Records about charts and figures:

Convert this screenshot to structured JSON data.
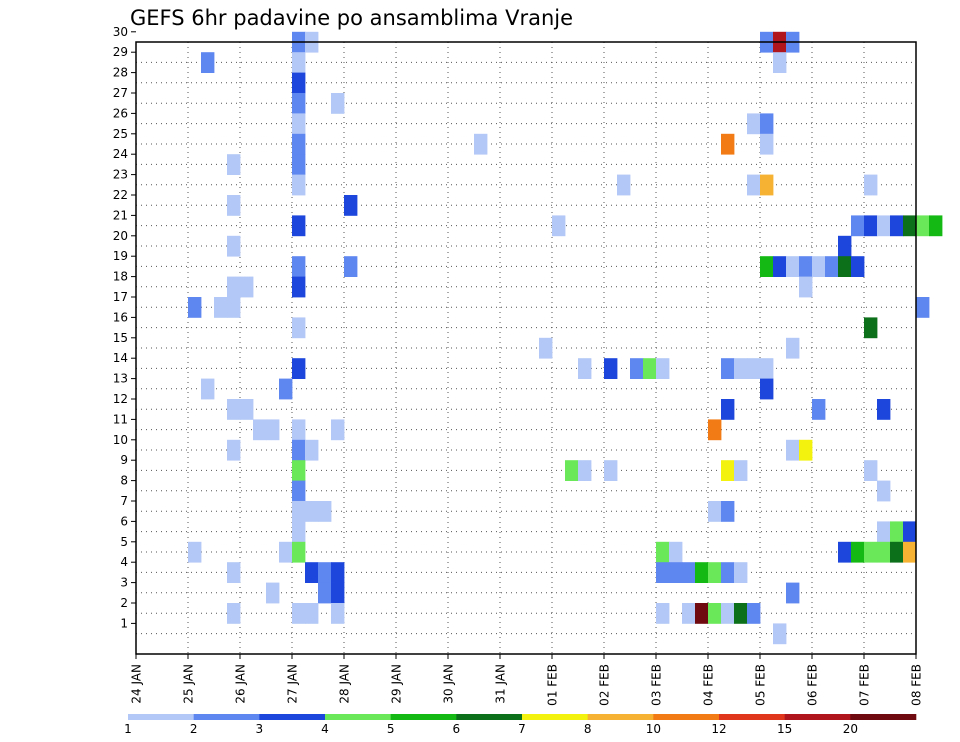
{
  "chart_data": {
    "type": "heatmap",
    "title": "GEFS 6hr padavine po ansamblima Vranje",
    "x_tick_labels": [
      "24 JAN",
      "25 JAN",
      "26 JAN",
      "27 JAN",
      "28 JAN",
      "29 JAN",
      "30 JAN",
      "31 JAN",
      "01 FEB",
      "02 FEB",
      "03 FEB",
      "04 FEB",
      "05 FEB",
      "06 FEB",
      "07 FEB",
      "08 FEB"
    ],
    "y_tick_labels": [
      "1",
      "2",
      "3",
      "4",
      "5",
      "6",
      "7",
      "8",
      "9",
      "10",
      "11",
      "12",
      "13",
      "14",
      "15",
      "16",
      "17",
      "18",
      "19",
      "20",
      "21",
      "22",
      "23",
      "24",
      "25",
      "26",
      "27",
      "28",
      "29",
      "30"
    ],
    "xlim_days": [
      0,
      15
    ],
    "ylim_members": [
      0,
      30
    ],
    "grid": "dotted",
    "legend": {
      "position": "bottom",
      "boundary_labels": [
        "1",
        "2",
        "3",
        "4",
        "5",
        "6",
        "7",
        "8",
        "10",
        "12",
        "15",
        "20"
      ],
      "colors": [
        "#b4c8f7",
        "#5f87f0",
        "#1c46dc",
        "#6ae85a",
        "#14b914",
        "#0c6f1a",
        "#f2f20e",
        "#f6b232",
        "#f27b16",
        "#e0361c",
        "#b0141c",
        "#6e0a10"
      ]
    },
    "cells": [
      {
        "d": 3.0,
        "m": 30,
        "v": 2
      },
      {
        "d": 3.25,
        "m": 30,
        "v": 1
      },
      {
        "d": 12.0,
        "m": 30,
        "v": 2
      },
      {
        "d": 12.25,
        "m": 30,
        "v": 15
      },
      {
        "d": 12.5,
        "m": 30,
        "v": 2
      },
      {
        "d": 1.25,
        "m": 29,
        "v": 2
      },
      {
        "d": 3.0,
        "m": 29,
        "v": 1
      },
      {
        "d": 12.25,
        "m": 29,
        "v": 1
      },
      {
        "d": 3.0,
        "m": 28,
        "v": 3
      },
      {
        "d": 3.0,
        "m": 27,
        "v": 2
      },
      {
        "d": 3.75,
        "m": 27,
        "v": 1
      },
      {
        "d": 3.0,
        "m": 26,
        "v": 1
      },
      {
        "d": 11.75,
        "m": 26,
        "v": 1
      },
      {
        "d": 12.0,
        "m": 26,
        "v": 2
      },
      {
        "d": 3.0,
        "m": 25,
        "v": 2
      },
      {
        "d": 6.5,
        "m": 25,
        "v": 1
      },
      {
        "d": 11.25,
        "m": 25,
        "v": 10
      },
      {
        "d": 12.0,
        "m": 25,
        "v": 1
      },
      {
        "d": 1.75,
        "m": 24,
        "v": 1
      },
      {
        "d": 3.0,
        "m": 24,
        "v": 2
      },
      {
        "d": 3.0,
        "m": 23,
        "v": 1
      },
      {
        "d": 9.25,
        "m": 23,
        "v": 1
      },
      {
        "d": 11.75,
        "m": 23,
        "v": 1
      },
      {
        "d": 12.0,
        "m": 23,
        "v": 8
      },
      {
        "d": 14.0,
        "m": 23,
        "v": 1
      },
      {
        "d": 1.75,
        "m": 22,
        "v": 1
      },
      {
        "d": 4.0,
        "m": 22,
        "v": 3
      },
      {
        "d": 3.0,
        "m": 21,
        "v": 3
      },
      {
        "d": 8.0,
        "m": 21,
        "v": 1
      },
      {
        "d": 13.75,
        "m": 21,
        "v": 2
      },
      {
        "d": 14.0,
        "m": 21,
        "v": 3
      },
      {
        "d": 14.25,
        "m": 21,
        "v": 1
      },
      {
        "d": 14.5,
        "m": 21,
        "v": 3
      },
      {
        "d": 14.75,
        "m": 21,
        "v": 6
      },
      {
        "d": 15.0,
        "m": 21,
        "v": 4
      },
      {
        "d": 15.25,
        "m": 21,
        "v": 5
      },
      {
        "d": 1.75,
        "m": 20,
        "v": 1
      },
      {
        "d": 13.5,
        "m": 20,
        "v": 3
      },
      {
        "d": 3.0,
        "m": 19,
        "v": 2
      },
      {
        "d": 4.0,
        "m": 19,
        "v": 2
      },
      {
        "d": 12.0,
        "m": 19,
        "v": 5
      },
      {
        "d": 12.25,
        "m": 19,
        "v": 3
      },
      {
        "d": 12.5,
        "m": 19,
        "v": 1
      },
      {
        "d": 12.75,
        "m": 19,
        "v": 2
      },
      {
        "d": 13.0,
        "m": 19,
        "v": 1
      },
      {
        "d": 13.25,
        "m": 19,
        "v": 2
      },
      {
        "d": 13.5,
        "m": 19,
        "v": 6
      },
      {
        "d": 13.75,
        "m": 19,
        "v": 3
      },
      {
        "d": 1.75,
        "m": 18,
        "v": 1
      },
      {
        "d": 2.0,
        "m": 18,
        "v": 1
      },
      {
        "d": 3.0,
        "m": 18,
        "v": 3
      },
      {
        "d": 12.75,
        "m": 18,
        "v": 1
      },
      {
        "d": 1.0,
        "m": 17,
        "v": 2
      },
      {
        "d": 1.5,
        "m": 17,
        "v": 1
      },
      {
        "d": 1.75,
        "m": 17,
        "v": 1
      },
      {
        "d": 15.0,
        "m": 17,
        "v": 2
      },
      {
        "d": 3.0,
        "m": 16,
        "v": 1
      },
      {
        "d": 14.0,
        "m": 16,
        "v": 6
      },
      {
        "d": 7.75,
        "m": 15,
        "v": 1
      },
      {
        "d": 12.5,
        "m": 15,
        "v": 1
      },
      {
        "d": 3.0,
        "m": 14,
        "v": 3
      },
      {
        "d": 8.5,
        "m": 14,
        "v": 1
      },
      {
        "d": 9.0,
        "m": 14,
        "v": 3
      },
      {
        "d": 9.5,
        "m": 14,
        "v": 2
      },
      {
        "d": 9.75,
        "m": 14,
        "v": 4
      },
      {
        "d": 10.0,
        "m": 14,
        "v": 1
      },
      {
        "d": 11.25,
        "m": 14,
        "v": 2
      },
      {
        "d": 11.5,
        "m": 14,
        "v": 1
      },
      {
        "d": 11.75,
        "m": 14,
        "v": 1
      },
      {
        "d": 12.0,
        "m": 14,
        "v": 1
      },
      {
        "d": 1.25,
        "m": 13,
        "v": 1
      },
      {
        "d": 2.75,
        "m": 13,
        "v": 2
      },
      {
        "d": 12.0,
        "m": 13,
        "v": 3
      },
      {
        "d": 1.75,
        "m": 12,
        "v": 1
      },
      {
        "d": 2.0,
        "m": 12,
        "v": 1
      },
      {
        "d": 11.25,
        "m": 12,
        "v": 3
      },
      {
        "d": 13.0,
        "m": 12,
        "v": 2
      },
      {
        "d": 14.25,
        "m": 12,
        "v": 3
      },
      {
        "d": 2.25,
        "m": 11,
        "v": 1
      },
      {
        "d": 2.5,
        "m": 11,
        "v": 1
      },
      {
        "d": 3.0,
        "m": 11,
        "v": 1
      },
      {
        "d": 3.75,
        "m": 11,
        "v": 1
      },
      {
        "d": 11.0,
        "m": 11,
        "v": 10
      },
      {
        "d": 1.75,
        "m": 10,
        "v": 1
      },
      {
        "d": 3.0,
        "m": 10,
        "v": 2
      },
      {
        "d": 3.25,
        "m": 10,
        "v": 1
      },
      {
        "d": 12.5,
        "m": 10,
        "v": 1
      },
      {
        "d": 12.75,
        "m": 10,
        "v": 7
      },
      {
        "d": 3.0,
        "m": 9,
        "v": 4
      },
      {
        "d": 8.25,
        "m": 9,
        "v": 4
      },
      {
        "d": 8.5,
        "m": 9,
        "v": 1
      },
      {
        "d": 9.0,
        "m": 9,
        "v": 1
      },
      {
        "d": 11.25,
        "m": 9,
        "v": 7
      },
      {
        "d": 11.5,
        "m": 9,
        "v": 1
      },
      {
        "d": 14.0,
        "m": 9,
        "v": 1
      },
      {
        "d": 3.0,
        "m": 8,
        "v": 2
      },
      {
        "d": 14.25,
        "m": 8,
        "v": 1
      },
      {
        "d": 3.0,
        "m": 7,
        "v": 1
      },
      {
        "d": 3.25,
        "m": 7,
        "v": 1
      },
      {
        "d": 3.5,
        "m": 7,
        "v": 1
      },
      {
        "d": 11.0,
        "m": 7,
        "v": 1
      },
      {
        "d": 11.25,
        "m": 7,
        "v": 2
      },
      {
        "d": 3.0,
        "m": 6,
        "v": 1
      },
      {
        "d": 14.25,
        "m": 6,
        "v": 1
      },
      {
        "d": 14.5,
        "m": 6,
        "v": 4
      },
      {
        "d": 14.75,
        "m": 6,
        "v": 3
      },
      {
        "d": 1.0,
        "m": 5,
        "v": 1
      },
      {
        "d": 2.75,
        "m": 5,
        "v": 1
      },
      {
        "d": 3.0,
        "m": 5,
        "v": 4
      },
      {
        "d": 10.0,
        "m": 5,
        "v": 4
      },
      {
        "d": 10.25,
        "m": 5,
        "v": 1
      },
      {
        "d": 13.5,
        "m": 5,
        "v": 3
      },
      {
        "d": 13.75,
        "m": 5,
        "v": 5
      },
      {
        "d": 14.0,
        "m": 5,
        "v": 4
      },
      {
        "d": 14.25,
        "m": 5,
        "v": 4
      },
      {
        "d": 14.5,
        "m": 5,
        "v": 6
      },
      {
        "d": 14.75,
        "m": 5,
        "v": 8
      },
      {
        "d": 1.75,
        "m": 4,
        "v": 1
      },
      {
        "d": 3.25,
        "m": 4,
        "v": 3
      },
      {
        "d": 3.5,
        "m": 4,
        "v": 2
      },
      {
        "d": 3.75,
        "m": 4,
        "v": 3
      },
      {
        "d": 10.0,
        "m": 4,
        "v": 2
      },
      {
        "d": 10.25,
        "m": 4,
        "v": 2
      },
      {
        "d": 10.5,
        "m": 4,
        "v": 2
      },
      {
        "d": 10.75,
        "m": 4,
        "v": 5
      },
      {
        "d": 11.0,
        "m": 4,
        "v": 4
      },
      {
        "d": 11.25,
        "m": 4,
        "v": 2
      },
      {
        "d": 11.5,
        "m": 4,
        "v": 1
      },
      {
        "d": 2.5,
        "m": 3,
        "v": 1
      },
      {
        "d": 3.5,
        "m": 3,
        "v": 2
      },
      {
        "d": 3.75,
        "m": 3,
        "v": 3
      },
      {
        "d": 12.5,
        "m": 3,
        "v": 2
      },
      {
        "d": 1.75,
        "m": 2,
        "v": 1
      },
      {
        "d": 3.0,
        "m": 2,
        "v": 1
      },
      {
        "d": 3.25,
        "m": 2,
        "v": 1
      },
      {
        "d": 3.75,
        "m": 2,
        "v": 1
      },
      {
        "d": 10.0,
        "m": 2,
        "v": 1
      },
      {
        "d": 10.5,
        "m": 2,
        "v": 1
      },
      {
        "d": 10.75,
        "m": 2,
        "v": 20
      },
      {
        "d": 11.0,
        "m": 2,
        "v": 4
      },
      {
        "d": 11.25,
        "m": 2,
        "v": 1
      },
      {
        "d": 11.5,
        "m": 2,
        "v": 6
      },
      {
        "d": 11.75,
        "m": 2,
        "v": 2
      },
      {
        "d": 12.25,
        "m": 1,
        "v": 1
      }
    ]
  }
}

---

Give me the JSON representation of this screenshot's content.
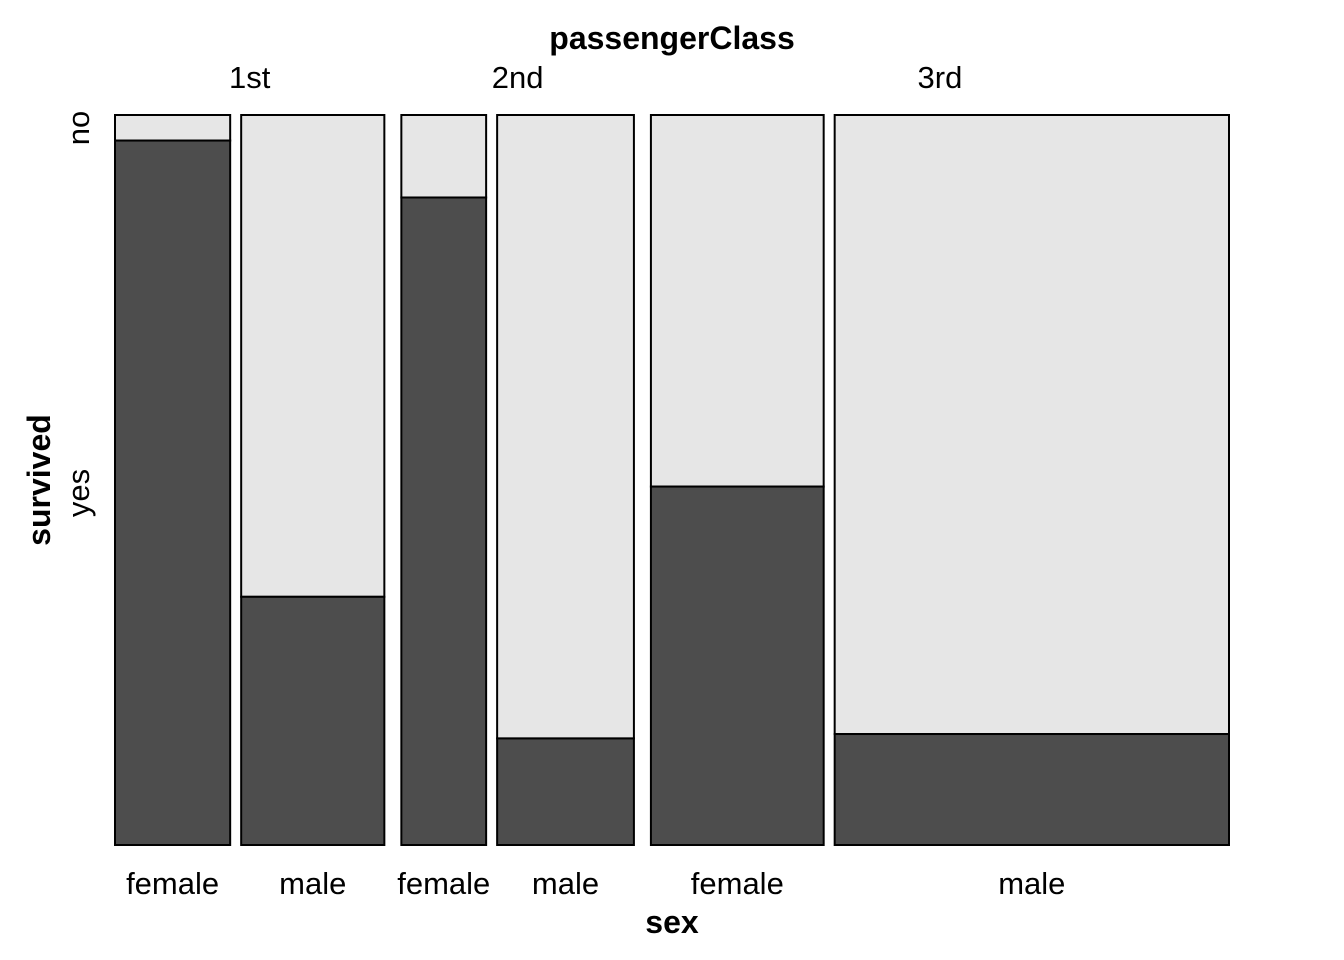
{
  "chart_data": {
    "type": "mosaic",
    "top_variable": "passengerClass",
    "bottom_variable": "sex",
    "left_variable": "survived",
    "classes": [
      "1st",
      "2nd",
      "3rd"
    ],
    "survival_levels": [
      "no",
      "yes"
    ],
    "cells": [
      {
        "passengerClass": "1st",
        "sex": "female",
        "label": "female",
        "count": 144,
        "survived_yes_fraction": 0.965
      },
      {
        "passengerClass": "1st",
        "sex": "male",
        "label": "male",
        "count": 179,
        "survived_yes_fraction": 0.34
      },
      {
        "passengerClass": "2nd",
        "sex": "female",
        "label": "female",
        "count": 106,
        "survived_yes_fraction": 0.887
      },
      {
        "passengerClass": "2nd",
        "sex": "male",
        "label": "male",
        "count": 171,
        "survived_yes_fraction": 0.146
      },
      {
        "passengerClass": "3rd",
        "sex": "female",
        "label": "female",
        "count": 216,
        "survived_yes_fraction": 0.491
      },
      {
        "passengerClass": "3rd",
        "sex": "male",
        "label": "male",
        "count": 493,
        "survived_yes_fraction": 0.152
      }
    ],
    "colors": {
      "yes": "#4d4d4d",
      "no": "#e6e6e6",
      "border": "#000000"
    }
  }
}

_STATED TASK_:
Copy all lines in the listing above where the string "screenshot" appears.

_SOLUTION TO THE PROBLEM_:
Convert this screenshot to structured JSON data.
Give me the JSON representation of this screenshot's content.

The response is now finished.